Dataset excerpt

..........

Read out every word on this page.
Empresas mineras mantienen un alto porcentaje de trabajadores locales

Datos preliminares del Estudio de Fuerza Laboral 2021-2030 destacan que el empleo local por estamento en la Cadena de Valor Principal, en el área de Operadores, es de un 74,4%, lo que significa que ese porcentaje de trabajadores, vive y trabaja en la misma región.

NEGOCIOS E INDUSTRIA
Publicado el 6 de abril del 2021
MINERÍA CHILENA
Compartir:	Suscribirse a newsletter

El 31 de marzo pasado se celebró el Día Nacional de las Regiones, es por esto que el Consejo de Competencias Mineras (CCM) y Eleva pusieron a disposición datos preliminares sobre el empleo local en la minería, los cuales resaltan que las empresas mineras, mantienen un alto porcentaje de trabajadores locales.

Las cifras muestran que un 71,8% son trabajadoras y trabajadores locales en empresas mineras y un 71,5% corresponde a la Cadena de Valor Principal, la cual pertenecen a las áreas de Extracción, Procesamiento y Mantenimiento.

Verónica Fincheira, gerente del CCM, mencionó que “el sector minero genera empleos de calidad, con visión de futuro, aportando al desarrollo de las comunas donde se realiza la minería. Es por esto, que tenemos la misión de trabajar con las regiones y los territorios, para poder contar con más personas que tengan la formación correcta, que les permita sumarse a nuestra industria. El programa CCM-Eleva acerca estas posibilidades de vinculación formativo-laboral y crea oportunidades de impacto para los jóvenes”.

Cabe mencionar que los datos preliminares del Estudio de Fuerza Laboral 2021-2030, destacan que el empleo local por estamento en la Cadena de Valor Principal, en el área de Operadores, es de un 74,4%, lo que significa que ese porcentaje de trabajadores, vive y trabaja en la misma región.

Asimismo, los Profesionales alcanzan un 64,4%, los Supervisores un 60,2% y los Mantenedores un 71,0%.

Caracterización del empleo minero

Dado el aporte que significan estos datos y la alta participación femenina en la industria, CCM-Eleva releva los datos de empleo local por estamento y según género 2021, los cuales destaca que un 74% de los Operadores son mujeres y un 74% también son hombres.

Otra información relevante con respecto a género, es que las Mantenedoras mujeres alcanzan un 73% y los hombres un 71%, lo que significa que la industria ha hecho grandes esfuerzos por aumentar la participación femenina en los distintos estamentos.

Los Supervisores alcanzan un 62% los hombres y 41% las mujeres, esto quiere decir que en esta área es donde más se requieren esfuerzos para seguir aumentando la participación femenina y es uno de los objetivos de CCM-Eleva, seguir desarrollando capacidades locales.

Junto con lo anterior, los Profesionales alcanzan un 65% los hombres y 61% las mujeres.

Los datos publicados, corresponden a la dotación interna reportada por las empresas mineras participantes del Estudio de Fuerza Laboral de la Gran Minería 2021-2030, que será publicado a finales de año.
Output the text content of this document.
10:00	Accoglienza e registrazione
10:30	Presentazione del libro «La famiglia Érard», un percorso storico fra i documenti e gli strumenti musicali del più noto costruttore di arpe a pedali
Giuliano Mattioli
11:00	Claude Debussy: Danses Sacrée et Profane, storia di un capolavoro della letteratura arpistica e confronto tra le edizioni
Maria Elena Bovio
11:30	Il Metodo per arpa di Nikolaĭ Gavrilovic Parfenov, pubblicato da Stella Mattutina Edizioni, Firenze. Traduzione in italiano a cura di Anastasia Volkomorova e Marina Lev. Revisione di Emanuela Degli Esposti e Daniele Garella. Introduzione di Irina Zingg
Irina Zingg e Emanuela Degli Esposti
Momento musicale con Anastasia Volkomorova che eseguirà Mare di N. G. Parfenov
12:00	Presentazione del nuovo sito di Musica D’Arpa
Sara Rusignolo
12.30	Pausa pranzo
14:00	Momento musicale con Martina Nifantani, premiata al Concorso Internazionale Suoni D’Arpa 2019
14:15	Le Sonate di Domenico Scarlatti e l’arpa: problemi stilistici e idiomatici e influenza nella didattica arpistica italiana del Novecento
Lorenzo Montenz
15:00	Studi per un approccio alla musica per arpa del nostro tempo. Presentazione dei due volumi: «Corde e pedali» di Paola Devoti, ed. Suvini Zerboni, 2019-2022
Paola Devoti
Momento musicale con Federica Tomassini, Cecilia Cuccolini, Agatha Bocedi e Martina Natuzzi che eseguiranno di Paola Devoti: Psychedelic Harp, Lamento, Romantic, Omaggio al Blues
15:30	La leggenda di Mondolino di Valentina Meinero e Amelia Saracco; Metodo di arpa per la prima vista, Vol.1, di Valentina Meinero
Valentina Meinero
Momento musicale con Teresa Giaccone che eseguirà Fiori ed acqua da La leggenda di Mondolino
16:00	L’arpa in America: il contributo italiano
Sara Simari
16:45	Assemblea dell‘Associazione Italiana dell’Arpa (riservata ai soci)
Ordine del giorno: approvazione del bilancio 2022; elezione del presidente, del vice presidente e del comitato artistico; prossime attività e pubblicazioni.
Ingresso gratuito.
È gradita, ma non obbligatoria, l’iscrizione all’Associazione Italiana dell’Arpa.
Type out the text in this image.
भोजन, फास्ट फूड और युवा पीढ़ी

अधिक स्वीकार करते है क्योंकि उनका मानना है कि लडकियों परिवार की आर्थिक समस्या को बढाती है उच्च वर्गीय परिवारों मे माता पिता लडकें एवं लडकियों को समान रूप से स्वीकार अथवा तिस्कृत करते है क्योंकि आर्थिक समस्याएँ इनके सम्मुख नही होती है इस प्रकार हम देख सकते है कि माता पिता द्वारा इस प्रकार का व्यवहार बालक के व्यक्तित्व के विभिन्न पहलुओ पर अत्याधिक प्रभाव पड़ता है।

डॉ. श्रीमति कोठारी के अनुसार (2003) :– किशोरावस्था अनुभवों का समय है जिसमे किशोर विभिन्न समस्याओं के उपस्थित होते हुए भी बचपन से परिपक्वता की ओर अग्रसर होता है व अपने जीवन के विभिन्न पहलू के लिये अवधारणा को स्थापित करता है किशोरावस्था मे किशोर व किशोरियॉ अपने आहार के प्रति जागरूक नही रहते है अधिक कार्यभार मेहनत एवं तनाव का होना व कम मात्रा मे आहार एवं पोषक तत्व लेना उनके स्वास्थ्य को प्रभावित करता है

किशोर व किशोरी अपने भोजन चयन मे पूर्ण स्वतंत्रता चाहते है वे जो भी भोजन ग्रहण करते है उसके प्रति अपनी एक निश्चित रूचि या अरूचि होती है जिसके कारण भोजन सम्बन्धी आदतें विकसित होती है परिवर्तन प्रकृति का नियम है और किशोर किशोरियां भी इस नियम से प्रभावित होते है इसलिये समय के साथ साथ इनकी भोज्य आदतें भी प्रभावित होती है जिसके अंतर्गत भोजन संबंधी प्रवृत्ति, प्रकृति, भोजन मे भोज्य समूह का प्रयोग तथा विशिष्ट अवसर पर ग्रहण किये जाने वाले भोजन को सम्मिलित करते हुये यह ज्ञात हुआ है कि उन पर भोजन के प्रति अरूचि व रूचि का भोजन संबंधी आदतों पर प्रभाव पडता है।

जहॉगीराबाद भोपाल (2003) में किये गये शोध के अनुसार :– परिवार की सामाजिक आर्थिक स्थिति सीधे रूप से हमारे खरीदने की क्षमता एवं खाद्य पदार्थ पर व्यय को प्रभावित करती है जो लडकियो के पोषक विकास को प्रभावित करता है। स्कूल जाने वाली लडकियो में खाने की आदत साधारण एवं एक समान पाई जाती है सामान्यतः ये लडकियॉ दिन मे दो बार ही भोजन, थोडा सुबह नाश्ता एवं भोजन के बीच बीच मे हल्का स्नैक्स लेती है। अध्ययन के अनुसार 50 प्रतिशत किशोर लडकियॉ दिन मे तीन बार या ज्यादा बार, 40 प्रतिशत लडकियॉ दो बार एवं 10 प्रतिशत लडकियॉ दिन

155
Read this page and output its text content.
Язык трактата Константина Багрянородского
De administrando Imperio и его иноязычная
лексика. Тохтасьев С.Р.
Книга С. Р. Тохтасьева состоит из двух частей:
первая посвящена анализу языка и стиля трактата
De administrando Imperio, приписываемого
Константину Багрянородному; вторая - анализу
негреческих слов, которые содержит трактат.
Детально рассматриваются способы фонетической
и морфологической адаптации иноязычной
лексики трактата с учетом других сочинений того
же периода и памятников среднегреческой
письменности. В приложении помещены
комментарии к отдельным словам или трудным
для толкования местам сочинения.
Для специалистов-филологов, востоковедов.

..........

Set down nothing but the lines from the one with "Read this page and output its text content." through the end of the records, keeping each line exactly as written and including both ends.

Read this page and output its text content.
Язык трактата Константина Багрянородского
De administrando Imperio и его иноязычная
лексика. Тохтасьев С.Р.
Книга С. Р. Тохтасьева состоит из двух частей:
первая посвящена анализу языка и стиля трактата
De administrando Imperio, приписываемого
Константину Багрянородному; вторая - анализу
негреческих слов, которые содержит трактат.
Детально рассматриваются способы фонетической
и морфологической адаптации иноязычной
лексики трактата с учетом других сочинений того
же периода и памятников среднегреческой
письменности. В приложении помещены
комментарии к отдельным словам или трудным
для толкования местам сочинения.
Для специалистов-филологов, востоковедов.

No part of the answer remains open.